Brief: Reproduce the material below line for line, with no changes to any character.

[Layout element entries]
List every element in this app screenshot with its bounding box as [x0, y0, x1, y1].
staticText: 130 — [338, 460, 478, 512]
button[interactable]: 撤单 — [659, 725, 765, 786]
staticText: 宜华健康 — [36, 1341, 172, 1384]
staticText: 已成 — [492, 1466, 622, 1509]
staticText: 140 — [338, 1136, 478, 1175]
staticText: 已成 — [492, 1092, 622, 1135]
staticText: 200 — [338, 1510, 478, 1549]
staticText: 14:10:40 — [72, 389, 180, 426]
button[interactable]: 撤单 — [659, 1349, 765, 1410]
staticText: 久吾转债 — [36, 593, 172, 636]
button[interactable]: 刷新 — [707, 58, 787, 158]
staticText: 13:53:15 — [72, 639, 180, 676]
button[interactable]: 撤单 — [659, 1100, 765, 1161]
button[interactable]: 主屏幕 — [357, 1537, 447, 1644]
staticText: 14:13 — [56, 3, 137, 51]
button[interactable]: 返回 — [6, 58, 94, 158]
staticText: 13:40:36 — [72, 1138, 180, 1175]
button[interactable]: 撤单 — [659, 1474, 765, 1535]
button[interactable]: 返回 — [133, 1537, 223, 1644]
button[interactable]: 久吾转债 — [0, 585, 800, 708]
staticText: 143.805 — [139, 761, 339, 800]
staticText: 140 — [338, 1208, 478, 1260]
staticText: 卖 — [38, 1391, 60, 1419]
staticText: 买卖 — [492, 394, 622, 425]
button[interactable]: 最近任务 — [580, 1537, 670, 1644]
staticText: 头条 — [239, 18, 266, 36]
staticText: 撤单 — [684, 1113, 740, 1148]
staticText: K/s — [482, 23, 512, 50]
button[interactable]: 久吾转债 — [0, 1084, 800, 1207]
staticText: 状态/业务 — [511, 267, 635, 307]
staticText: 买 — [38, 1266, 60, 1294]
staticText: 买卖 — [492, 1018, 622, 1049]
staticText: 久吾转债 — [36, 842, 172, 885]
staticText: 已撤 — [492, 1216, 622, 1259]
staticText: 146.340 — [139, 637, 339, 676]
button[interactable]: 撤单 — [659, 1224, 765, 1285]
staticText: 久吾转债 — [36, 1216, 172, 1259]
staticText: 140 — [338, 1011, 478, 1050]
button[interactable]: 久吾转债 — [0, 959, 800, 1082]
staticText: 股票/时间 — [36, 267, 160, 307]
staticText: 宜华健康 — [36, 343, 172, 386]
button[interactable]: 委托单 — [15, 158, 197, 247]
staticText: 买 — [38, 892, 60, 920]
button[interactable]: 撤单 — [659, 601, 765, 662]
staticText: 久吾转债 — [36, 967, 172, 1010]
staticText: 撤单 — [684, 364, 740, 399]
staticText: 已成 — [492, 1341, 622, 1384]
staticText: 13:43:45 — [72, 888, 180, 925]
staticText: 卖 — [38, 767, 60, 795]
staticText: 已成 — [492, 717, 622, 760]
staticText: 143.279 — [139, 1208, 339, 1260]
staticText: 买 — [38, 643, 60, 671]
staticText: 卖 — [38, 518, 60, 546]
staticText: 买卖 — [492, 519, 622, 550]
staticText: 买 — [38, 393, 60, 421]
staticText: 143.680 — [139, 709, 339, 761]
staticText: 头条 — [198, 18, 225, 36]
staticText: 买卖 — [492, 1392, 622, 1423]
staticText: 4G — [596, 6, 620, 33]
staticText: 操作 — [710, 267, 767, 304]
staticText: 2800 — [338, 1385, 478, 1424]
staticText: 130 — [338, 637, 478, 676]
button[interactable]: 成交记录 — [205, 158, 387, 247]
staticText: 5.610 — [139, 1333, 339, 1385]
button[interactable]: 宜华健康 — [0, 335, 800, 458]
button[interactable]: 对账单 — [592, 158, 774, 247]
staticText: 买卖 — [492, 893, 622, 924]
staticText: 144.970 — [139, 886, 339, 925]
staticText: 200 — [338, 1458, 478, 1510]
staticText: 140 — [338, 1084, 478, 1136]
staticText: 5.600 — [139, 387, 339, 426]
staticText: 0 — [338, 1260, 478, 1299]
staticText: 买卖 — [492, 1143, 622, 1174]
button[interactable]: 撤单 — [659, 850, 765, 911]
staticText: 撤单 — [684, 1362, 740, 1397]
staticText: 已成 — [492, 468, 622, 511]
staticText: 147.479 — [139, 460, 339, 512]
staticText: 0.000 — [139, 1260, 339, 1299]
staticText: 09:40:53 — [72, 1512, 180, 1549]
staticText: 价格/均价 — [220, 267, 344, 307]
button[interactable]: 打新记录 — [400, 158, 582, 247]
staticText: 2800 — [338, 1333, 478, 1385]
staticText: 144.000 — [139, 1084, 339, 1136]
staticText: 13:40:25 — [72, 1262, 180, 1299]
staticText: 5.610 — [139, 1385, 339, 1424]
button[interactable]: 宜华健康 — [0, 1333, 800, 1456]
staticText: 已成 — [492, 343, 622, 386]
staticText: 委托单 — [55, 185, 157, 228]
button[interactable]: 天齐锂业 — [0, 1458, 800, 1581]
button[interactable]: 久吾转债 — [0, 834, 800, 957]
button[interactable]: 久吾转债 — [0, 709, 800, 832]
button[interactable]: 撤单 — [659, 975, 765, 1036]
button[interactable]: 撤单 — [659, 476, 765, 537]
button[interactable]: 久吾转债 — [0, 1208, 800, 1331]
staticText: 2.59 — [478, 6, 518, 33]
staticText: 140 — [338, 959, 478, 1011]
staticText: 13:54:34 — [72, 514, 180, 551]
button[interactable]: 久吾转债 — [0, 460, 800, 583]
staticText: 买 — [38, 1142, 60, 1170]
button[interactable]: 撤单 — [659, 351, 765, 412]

Correct output:
List every element in this app screenshot with its bounding box as [x0, y0, x1, y1].
staticText: 130 — [338, 460, 478, 512]
button[interactable]: 撤单 — [659, 725, 765, 786]
staticText: 宜华健康 — [36, 1341, 172, 1384]
staticText: 已成 — [492, 1466, 622, 1509]
staticText: 140 — [338, 1136, 478, 1175]
staticText: 已成 — [492, 1092, 622, 1135]
staticText: 200 — [338, 1510, 478, 1549]
staticText: 14:10:40 — [72, 389, 180, 426]
button[interactable]: 撤单 — [659, 1349, 765, 1410]
staticText: 久吾转债 — [36, 593, 172, 636]
button[interactable]: 刷新 — [707, 58, 787, 158]
staticText: 13:53:15 — [72, 639, 180, 676]
button[interactable]: 撤单 — [659, 1100, 765, 1161]
button[interactable]: 主屏幕 — [357, 1537, 447, 1644]
staticText: 14:13 — [56, 3, 137, 51]
button[interactable]: 返回 — [6, 58, 94, 158]
staticText: 13:40:36 — [72, 1138, 180, 1175]
button[interactable]: 撤单 — [659, 1474, 765, 1535]
button[interactable]: 返回 — [133, 1537, 223, 1644]
button[interactable]: 久吾转债 — [0, 585, 800, 708]
staticText: 143.805 — [139, 761, 339, 800]
staticText: 140 — [338, 1208, 478, 1260]
staticText: 卖 — [38, 1391, 60, 1419]
staticText: 买卖 — [492, 394, 622, 425]
button[interactable]: 最近任务 — [580, 1537, 670, 1644]
staticText: 头条 — [239, 18, 266, 36]
staticText: 撤单 — [684, 1113, 740, 1148]
staticText: K/s — [482, 23, 512, 50]
button[interactable]: 久吾转债 — [0, 1084, 800, 1207]
staticText: 状态/业务 — [511, 267, 635, 307]
staticText: 买 — [38, 1266, 60, 1294]
staticText: 买卖 — [492, 1018, 622, 1049]
staticText: 久吾转债 — [36, 842, 172, 885]
staticText: 已撤 — [492, 1216, 622, 1259]
staticText: 146.340 — [139, 637, 339, 676]
button[interactable]: 撤单 — [659, 1224, 765, 1285]
staticText: 久吾转债 — [36, 1216, 172, 1259]
staticText: 140 — [338, 1011, 478, 1050]
button[interactable]: 久吾转债 — [0, 959, 800, 1082]
staticText: 股票/时间 — [36, 267, 160, 307]
staticText: 宜华健康 — [36, 343, 172, 386]
button[interactable]: 委托单 — [15, 158, 197, 247]
staticText: 买 — [38, 892, 60, 920]
button[interactable]: 撤单 — [659, 601, 765, 662]
staticText: 久吾转债 — [36, 967, 172, 1010]
staticText: 撤单 — [684, 364, 740, 399]
staticText: 已成 — [492, 1341, 622, 1384]
staticText: 13:43:45 — [72, 888, 180, 925]
staticText: 卖 — [38, 767, 60, 795]
staticText: 已成 — [492, 717, 622, 760]
staticText: 143.279 — [139, 1208, 339, 1260]
staticText: 买 — [38, 643, 60, 671]
staticText: 卖 — [38, 518, 60, 546]
staticText: 买卖 — [492, 519, 622, 550]
staticText: 买 — [38, 393, 60, 421]
staticText: 143.680 — [139, 709, 339, 761]
staticText: 头条 — [198, 18, 225, 36]
staticText: 买卖 — [492, 1392, 622, 1423]
staticText: 4G — [596, 6, 620, 33]
staticText: 操作 — [710, 267, 767, 304]
staticText: 2800 — [338, 1385, 478, 1424]
staticText: 130 — [338, 637, 478, 676]
button[interactable]: 成交记录 — [205, 158, 387, 247]
staticText: 5.610 — [139, 1333, 339, 1385]
button[interactable]: 宜华健康 — [0, 335, 800, 458]
button[interactable]: 对账单 — [592, 158, 774, 247]
staticText: 买卖 — [492, 893, 622, 924]
staticText: 144.970 — [139, 886, 339, 925]
staticText: 200 — [338, 1458, 478, 1510]
staticText: 140 — [338, 1084, 478, 1136]
staticText: 5.600 — [139, 387, 339, 426]
staticText: 0 — [338, 1260, 478, 1299]
staticText: 买卖 — [492, 1143, 622, 1174]
button[interactable]: 撤单 — [659, 850, 765, 911]
staticText: 撤单 — [684, 1362, 740, 1397]
staticText: 已成 — [492, 468, 622, 511]
staticText: 147.479 — [139, 460, 339, 512]
staticText: 0.000 — [139, 1260, 339, 1299]
staticText: 09:40:53 — [72, 1512, 180, 1549]
staticText: 价格/均价 — [220, 267, 344, 307]
button[interactable]: 打新记录 — [400, 158, 582, 247]
staticText: 2800 — [338, 1333, 478, 1385]
staticText: 144.000 — [139, 1084, 339, 1136]
staticText: 13:40:25 — [72, 1262, 180, 1299]
staticText: 5.610 — [139, 1385, 339, 1424]
button[interactable]: 宜华健康 — [0, 1333, 800, 1456]
staticText: 已成 — [492, 343, 622, 386]
staticText: 委托单 — [55, 185, 157, 228]
button[interactable]: 天齐锂业 — [0, 1458, 800, 1581]
button[interactable]: 久吾转债 — [0, 834, 800, 957]
button[interactable]: 久吾转债 — [0, 709, 800, 832]
button[interactable]: 撤单 — [659, 975, 765, 1036]
button[interactable]: 撤单 — [659, 476, 765, 537]
button[interactable]: 久吾转债 — [0, 1208, 800, 1331]
staticText: 2.59 — [478, 6, 518, 33]
staticText: 140 — [338, 959, 478, 1011]
staticText: 13:54:34 — [72, 514, 180, 551]
button[interactable]: 久吾转债 — [0, 460, 800, 583]
staticText: 买 — [38, 1142, 60, 1170]
button[interactable]: 撤单 — [659, 351, 765, 412]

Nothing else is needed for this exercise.